◆ Records shown ◆
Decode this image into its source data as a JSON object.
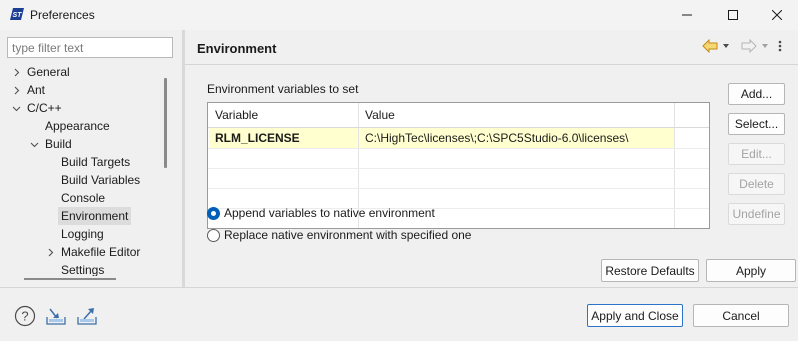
{
  "window": {
    "title": "Preferences",
    "minimize_glyph": "minimize-icon",
    "maximize_glyph": "maximize-icon",
    "close_glyph": "close-icon"
  },
  "filter": {
    "placeholder": "type filter text",
    "value": ""
  },
  "tree": {
    "items": [
      {
        "label": "General",
        "level": 0,
        "expander": "collapsed"
      },
      {
        "label": "Ant",
        "level": 0,
        "expander": "collapsed"
      },
      {
        "label": "C/C++",
        "level": 0,
        "expander": "expanded"
      },
      {
        "label": "Appearance",
        "level": 1,
        "expander": "none"
      },
      {
        "label": "Build",
        "level": 1,
        "expander": "expanded"
      },
      {
        "label": "Build Targets",
        "level": 2,
        "expander": "none"
      },
      {
        "label": "Build Variables",
        "level": 2,
        "expander": "none"
      },
      {
        "label": "Console",
        "level": 2,
        "expander": "none"
      },
      {
        "label": "Environment",
        "level": 2,
        "expander": "none",
        "selected": true
      },
      {
        "label": "Logging",
        "level": 2,
        "expander": "none"
      },
      {
        "label": "Makefile Editor",
        "level": 2,
        "expander": "collapsed"
      },
      {
        "label": "Settings",
        "level": 2,
        "expander": "none"
      }
    ]
  },
  "page": {
    "title": "Environment",
    "section_label": "Environment variables to set",
    "table": {
      "headers": [
        "Variable",
        "Value"
      ],
      "rows": [
        {
          "variable": "RLM_LICENSE",
          "value": "C:\\HighTec\\licenses\\;C:\\SPC5Studio-6.0\\licenses\\"
        }
      ]
    },
    "side_buttons": {
      "add": "Add...",
      "select": "Select...",
      "edit": "Edit...",
      "delete": "Delete",
      "undefine": "Undefine"
    },
    "radio_append": {
      "label": "Append variables to native environment",
      "checked": true
    },
    "radio_replace": {
      "label": "Replace native environment with specified one",
      "checked": false
    },
    "restore_defaults": "Restore Defaults",
    "apply": "Apply"
  },
  "footer": {
    "apply_and_close": "Apply and Close",
    "cancel": "Cancel",
    "icons": [
      "help-icon",
      "import-icon",
      "export-icon"
    ]
  },
  "colors": {
    "accent": "#005fb8",
    "nav_arrow": "#d9a21b",
    "row_highlight": "#ffffcf"
  }
}
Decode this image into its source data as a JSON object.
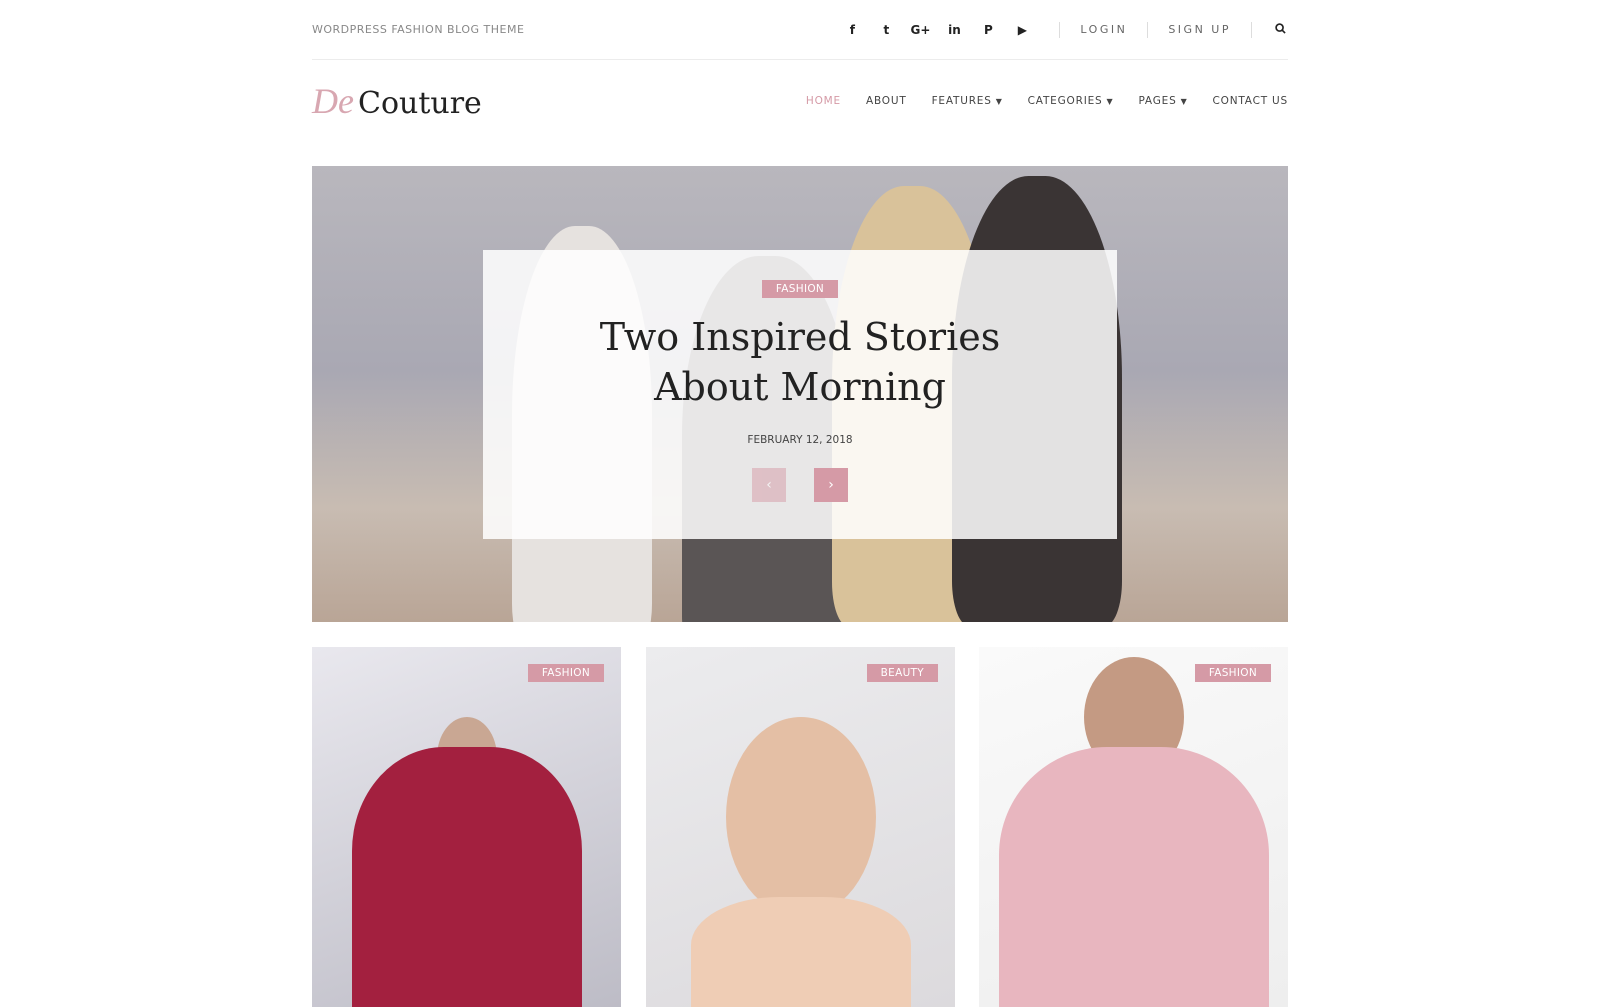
{
  "topbar": {
    "tagline": "WORDPRESS FASHION BLOG THEME",
    "social": [
      {
        "icon": "facebook-icon",
        "glyph": "f"
      },
      {
        "icon": "twitter-icon",
        "glyph": "t"
      },
      {
        "icon": "google-plus-icon",
        "glyph": "G+"
      },
      {
        "icon": "linkedin-icon",
        "glyph": "in"
      },
      {
        "icon": "pinterest-icon",
        "glyph": "P"
      },
      {
        "icon": "youtube-icon",
        "glyph": "▶"
      }
    ],
    "login": "LOGIN",
    "signup": "SIGN UP",
    "search_icon": "search-icon"
  },
  "logo": {
    "script": "De",
    "name": "Couture"
  },
  "nav": {
    "items": [
      {
        "label": "HOME",
        "active": true
      },
      {
        "label": "ABOUT"
      },
      {
        "label": "FEATURES",
        "dropdown": true
      },
      {
        "label": "CATEGORIES",
        "dropdown": true
      },
      {
        "label": "PAGES",
        "dropdown": true
      },
      {
        "label": "CONTACT US"
      }
    ]
  },
  "hero": {
    "category": "FASHION",
    "title_line1": "Two Inspired Stories",
    "title_line2": "About Morning",
    "date": "FEBRUARY 12, 2018",
    "prev": "‹",
    "next": "›"
  },
  "cards": [
    {
      "category": "FASHION"
    },
    {
      "category": "BEAUTY"
    },
    {
      "category": "FASHION"
    }
  ],
  "colors": {
    "accent": "#d59aa6",
    "text": "#222222"
  }
}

◆ Direction ◆
Transcribe each entry precisely as given, leaving the pictures out.

◆ In response ◆
Decode this image into its source data as a JSON object.
{
  "window": {
    "title": "Preferences",
    "minimize_glyph": "minimize-icon",
    "maximize_glyph": "maximize-icon",
    "close_glyph": "close-icon"
  },
  "filter": {
    "placeholder": "type filter text",
    "value": ""
  },
  "tree": {
    "items": [
      {
        "label": "General",
        "level": 0,
        "expander": "collapsed"
      },
      {
        "label": "Ant",
        "level": 0,
        "expander": "collapsed"
      },
      {
        "label": "C/C++",
        "level": 0,
        "expander": "expanded"
      },
      {
        "label": "Appearance",
        "level": 1,
        "expander": "none"
      },
      {
        "label": "Build",
        "level": 1,
        "expander": "expanded"
      },
      {
        "label": "Build Targets",
        "level": 2,
        "expander": "none"
      },
      {
        "label": "Build Variables",
        "level": 2,
        "expander": "none"
      },
      {
        "label": "Console",
        "level": 2,
        "expander": "none"
      },
      {
        "label": "Environment",
        "level": 2,
        "expander": "none",
        "selected": true
      },
      {
        "label": "Logging",
        "level": 2,
        "expander": "none"
      },
      {
        "label": "Makefile Editor",
        "level": 2,
        "expander": "collapsed"
      },
      {
        "label": "Settings",
        "level": 2,
        "expander": "none"
      }
    ]
  },
  "page": {
    "title": "Environment",
    "section_label": "Environment variables to set",
    "table": {
      "headers": [
        "Variable",
        "Value"
      ],
      "rows": [
        {
          "variable": "RLM_LICENSE",
          "value": "C:\\HighTec\\licenses\\;C:\\SPC5Studio-6.0\\licenses\\"
        }
      ]
    },
    "side_buttons": {
      "add": "Add...",
      "select": "Select...",
      "edit": "Edit...",
      "delete": "Delete",
      "undefine": "Undefine"
    },
    "radio_append": {
      "label": "Append variables to native environment",
      "checked": true
    },
    "radio_replace": {
      "label": "Replace native environment with specified one",
      "checked": false
    },
    "restore_defaults": "Restore Defaults",
    "apply": "Apply"
  },
  "footer": {
    "apply_and_close": "Apply and Close",
    "cancel": "Cancel",
    "icons": [
      "help-icon",
      "import-icon",
      "export-icon"
    ]
  },
  "colors": {
    "accent": "#005fb8",
    "nav_arrow": "#d9a21b",
    "row_highlight": "#ffffcf"
  }
}
Decode this image into its source data as a JSON object.
{
  "topbar": {
    "tagline": "WORDPRESS FASHION BLOG THEME",
    "social": [
      {
        "icon": "facebook-icon",
        "glyph": "f"
      },
      {
        "icon": "twitter-icon",
        "glyph": "t"
      },
      {
        "icon": "google-plus-icon",
        "glyph": "G+"
      },
      {
        "icon": "linkedin-icon",
        "glyph": "in"
      },
      {
        "icon": "pinterest-icon",
        "glyph": "P"
      },
      {
        "icon": "youtube-icon",
        "glyph": "▶"
      }
    ],
    "login": "LOGIN",
    "signup": "SIGN UP",
    "search_icon": "search-icon"
  },
  "logo": {
    "script": "De",
    "name": "Couture"
  },
  "nav": {
    "items": [
      {
        "label": "HOME",
        "active": true
      },
      {
        "label": "ABOUT"
      },
      {
        "label": "FEATURES",
        "dropdown": true
      },
      {
        "label": "CATEGORIES",
        "dropdown": true
      },
      {
        "label": "PAGES",
        "dropdown": true
      },
      {
        "label": "CONTACT US"
      }
    ]
  },
  "hero": {
    "category": "FASHION",
    "title_line1": "Two Inspired Stories",
    "title_line2": "About Morning",
    "date": "FEBRUARY 12, 2018",
    "prev": "‹",
    "next": "›"
  },
  "cards": [
    {
      "category": "FASHION"
    },
    {
      "category": "BEAUTY"
    },
    {
      "category": "FASHION"
    }
  ],
  "colors": {
    "accent": "#d59aa6",
    "text": "#222222"
  }
}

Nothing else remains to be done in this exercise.